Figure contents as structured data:
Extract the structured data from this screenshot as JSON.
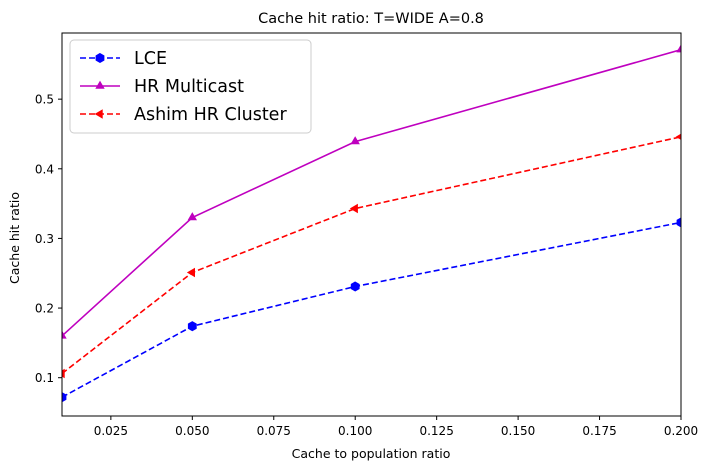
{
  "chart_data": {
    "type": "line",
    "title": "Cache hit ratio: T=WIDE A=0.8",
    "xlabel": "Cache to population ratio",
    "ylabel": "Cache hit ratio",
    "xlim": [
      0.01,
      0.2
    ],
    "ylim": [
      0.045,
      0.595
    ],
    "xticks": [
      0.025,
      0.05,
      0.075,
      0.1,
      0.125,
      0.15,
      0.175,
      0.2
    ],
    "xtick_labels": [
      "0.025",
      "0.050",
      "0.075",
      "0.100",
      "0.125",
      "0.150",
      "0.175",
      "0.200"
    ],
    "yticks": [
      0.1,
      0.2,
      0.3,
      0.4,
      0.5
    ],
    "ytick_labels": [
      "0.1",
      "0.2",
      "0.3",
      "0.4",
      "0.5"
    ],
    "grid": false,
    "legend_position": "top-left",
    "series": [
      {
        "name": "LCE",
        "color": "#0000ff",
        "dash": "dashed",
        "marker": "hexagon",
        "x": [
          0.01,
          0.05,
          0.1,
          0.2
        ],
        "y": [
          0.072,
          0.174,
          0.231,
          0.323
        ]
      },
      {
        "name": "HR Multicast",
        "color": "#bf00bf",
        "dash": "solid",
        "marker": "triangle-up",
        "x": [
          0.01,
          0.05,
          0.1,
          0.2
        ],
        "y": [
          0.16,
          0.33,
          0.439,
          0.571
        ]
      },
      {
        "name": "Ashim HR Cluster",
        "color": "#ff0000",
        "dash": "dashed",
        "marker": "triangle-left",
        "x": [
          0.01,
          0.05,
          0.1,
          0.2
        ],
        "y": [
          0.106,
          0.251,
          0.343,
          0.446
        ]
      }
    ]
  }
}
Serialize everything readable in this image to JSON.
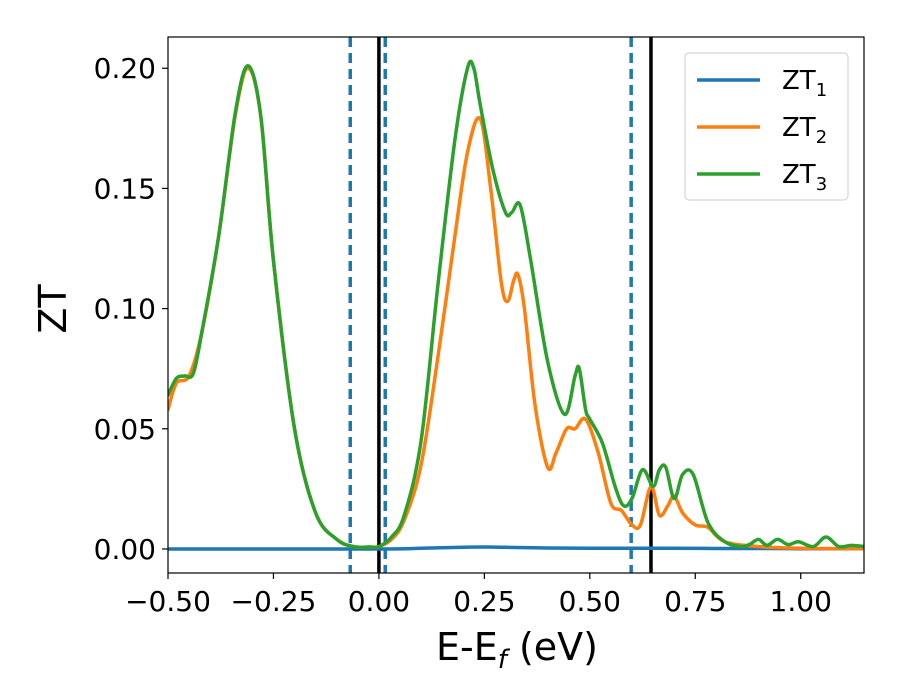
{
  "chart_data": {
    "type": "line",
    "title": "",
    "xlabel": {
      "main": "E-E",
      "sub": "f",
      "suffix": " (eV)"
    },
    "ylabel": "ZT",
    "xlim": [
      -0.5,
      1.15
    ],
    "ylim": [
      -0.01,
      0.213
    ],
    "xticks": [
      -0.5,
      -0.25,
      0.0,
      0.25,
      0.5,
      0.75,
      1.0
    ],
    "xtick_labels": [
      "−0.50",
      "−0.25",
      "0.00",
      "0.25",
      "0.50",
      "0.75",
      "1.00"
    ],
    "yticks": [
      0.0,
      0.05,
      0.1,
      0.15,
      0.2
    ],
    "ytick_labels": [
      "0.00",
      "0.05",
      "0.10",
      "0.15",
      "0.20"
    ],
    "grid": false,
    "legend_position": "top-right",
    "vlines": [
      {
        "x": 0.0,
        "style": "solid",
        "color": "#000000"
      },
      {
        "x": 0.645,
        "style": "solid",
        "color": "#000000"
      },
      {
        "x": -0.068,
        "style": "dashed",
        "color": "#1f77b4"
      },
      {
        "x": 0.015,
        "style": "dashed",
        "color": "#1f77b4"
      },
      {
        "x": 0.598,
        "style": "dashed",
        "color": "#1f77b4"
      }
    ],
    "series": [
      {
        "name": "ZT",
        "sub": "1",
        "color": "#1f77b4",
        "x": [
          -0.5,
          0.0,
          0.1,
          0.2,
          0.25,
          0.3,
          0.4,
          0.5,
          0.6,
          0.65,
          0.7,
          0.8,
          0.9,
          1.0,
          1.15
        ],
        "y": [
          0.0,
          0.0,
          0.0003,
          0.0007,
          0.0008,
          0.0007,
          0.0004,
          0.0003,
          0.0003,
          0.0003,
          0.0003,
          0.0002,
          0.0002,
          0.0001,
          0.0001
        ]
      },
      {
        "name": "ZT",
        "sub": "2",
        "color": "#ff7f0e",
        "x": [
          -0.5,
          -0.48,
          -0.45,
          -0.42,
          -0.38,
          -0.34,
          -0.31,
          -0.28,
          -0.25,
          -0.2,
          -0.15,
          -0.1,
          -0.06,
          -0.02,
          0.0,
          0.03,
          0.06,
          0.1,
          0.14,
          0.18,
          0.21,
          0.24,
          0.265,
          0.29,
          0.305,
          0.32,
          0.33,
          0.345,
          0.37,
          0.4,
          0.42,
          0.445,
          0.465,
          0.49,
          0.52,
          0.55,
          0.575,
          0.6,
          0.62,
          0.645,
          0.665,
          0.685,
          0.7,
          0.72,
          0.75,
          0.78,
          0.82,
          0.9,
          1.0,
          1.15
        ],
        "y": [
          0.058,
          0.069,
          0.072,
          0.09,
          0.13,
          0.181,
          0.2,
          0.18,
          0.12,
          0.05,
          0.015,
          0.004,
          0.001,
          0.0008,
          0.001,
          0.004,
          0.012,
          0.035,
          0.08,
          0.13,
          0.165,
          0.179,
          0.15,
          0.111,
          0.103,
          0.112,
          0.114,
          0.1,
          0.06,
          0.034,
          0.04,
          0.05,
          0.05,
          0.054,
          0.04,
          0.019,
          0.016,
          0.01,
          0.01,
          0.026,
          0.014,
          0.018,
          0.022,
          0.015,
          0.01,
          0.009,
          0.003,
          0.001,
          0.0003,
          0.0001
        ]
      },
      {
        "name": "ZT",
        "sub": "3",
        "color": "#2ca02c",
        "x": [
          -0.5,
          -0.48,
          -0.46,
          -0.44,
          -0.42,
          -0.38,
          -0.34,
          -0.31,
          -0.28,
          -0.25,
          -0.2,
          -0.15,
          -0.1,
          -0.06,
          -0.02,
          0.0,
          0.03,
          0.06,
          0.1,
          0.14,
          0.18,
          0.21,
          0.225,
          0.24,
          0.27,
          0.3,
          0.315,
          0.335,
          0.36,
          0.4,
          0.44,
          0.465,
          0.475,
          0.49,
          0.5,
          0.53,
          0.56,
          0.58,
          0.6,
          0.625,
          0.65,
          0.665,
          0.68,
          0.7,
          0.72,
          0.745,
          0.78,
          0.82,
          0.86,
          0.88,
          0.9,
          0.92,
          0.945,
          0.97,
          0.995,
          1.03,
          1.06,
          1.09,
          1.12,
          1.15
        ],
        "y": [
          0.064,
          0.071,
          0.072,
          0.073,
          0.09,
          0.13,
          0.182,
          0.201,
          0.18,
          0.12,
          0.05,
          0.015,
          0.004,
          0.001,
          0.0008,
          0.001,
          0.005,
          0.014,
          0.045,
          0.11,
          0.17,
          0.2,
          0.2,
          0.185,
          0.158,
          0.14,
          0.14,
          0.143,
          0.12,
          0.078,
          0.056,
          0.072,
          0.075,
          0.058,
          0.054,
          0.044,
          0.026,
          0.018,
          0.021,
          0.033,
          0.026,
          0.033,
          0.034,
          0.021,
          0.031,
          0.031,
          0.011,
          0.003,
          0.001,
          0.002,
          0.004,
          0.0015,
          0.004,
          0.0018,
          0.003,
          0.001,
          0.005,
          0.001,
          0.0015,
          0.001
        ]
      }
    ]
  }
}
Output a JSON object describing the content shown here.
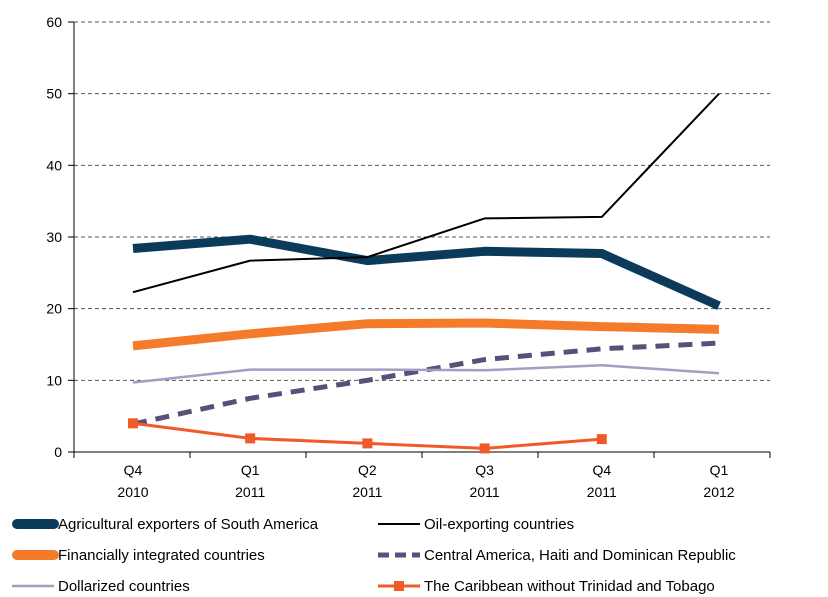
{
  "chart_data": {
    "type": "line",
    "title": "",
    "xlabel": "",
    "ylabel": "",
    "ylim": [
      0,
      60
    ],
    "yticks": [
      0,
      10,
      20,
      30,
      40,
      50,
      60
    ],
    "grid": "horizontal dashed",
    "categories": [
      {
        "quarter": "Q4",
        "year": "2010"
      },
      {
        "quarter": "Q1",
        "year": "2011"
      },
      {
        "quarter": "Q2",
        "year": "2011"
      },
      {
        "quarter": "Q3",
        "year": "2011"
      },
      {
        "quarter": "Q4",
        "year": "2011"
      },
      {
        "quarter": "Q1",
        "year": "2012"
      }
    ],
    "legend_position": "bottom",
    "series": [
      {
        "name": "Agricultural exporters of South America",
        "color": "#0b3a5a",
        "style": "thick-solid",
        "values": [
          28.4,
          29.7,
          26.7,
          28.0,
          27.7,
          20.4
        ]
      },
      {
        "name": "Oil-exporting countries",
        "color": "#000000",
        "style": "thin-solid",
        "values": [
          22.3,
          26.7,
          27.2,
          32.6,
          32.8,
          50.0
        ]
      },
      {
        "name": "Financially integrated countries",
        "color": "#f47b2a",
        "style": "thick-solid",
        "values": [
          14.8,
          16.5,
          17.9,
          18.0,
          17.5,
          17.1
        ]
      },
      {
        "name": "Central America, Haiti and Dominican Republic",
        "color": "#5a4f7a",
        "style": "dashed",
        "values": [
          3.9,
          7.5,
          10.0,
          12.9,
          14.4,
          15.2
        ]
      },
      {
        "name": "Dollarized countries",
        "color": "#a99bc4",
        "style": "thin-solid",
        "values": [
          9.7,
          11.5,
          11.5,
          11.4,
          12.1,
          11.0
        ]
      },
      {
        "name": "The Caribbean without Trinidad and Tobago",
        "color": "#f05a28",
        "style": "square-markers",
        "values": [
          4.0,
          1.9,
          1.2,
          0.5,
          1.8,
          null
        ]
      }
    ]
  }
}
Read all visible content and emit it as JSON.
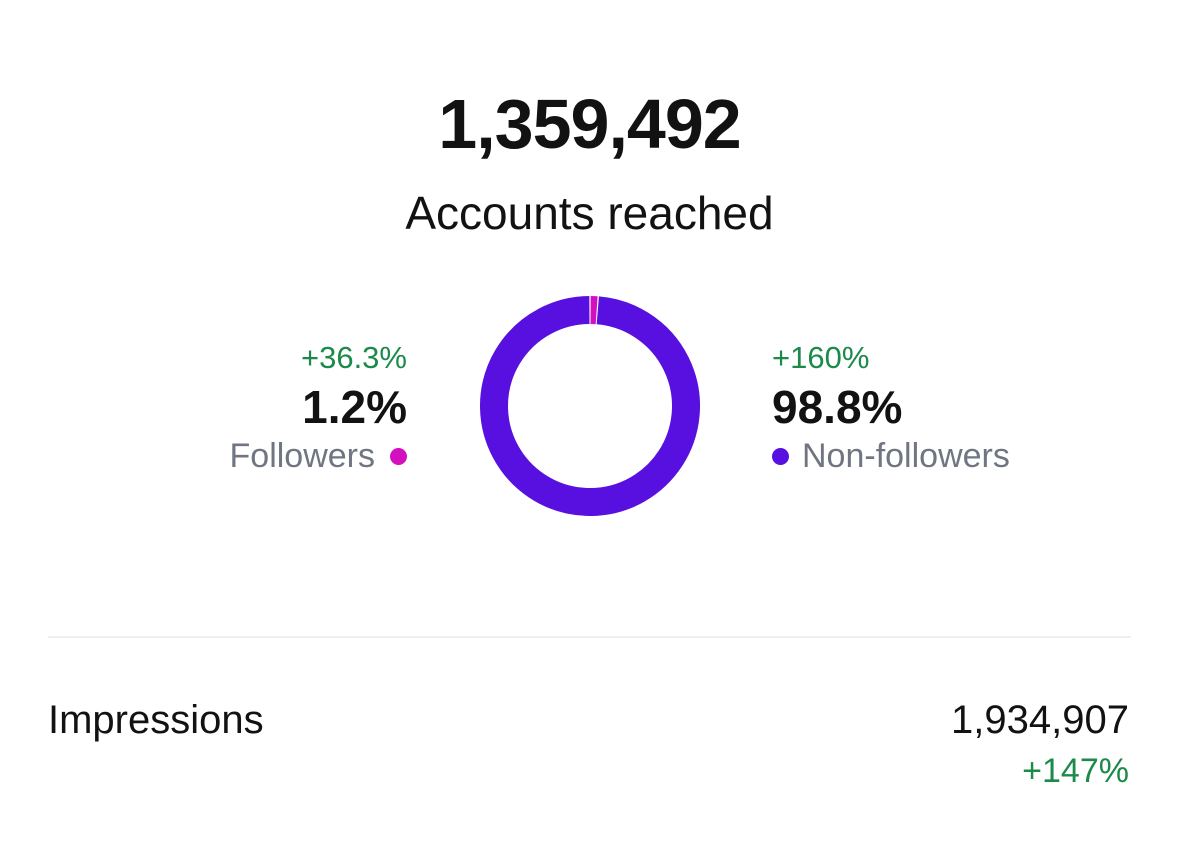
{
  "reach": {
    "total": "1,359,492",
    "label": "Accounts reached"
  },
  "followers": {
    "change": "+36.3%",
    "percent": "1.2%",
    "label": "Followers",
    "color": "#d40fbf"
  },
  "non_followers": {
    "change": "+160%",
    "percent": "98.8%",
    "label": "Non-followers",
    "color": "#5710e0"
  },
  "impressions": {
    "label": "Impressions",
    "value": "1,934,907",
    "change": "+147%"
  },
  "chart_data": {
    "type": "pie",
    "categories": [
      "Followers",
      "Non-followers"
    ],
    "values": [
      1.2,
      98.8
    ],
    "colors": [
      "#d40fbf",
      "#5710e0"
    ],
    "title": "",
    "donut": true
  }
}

*Task to complete*:
Identify the lines in the entries above that contain "countries", then copy them out.

*Exercise result*:
        "name": "Oil-exporting countries",
        "name": "Financially integrated countries",
        "name": "Dollarized countries",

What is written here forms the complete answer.